***** Dataset records
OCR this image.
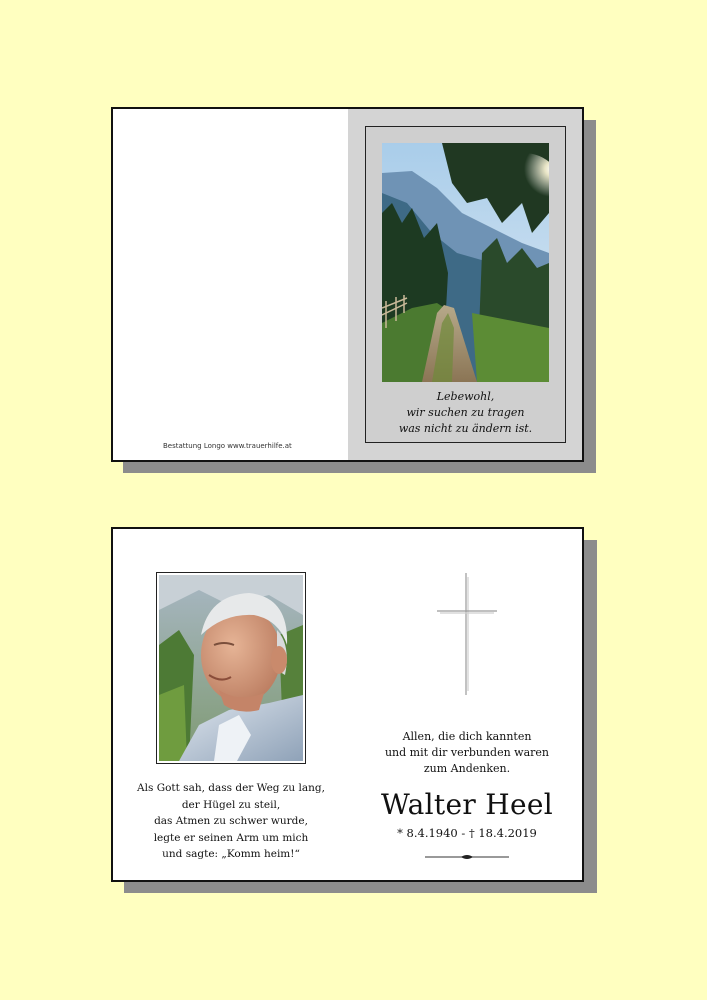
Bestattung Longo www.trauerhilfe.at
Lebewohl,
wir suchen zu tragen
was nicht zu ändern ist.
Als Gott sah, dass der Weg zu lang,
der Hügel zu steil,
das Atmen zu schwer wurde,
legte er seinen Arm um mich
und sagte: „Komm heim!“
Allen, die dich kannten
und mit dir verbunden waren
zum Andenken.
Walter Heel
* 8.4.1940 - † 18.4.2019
**********
***** Dataset records
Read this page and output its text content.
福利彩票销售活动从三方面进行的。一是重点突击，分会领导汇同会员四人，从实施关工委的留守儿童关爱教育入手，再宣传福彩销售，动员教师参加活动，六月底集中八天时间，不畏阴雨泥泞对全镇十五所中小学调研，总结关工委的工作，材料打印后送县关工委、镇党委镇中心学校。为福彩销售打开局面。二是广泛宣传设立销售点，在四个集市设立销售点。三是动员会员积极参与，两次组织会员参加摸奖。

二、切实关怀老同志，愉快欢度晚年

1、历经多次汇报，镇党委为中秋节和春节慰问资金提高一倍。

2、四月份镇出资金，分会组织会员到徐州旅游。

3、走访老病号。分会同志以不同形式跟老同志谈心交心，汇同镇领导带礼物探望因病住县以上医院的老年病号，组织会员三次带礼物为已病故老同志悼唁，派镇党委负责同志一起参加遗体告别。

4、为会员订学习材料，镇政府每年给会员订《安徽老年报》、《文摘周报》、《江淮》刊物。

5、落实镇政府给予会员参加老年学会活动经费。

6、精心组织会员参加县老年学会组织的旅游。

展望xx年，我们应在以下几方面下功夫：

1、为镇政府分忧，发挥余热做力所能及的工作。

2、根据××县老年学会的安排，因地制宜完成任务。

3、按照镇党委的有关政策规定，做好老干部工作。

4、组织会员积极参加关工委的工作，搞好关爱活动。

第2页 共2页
**********
***** Dataset records
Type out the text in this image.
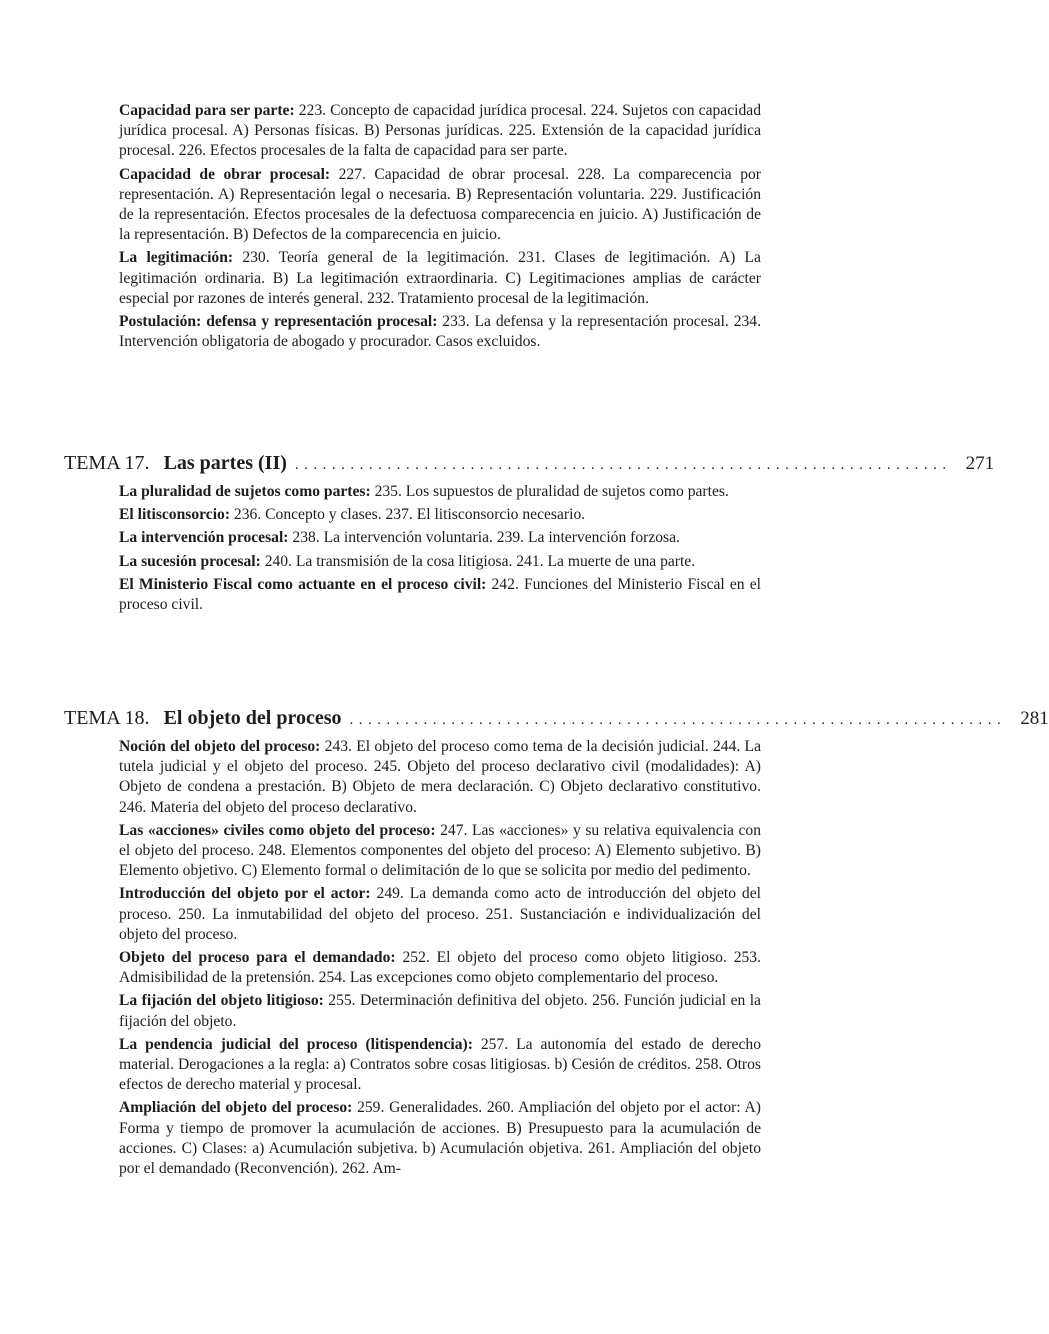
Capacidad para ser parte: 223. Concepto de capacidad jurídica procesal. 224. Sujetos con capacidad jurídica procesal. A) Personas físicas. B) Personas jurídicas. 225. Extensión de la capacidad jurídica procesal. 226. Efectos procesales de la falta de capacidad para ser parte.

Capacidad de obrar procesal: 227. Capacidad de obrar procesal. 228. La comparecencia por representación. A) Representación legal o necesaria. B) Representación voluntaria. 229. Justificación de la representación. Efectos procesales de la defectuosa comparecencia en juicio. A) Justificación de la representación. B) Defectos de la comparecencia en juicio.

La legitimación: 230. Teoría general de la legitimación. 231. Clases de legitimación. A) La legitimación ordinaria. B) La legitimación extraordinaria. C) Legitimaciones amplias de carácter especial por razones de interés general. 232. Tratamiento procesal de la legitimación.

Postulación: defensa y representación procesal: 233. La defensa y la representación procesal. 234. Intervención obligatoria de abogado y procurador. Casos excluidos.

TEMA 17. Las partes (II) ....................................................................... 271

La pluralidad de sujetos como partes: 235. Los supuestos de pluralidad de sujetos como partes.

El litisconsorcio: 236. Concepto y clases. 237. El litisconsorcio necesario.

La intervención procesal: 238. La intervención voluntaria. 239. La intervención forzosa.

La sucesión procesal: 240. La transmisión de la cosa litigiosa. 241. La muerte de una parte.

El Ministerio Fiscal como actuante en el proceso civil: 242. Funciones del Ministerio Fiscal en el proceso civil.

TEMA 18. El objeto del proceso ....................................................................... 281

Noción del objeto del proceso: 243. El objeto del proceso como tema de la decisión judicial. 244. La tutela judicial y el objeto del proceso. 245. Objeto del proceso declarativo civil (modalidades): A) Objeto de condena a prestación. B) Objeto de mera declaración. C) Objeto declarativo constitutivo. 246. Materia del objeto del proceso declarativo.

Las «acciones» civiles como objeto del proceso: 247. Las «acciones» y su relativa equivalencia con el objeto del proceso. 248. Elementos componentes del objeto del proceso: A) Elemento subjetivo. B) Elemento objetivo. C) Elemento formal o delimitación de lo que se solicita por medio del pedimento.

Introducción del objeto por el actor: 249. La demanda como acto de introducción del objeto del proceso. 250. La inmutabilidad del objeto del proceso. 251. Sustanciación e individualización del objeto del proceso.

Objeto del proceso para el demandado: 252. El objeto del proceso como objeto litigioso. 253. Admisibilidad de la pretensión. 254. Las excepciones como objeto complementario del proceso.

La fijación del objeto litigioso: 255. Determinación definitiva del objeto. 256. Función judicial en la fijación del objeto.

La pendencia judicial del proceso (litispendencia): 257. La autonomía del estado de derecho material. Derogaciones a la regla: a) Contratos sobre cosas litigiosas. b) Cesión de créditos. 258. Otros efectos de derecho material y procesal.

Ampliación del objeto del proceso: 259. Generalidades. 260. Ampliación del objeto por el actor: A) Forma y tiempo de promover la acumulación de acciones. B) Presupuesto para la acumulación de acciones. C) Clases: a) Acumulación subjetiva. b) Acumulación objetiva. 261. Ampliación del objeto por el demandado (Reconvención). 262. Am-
**********
Exercise brief:
Pick out every line holding the string "actor" and return it.

Result for this task:
Introducción del objeto por el actor: 249. La demanda como acto de introducción del objeto del proceso. 250. La inmutabilidad del objeto del proceso. 251. Sustanciación e individualización del objeto del proceso.
Ampliación del objeto del proceso: 259. Generalidades. 260. Ampliación del objeto por el actor: A) Forma y tiempo de promover la acumulación de acciones. B) Presupuesto para la acumulación de acciones. C) Clases: a) Acumulación subjetiva. b) Acumulación objetiva. 261. Ampliación del objeto por el demandado (Reconvención). 262. Am-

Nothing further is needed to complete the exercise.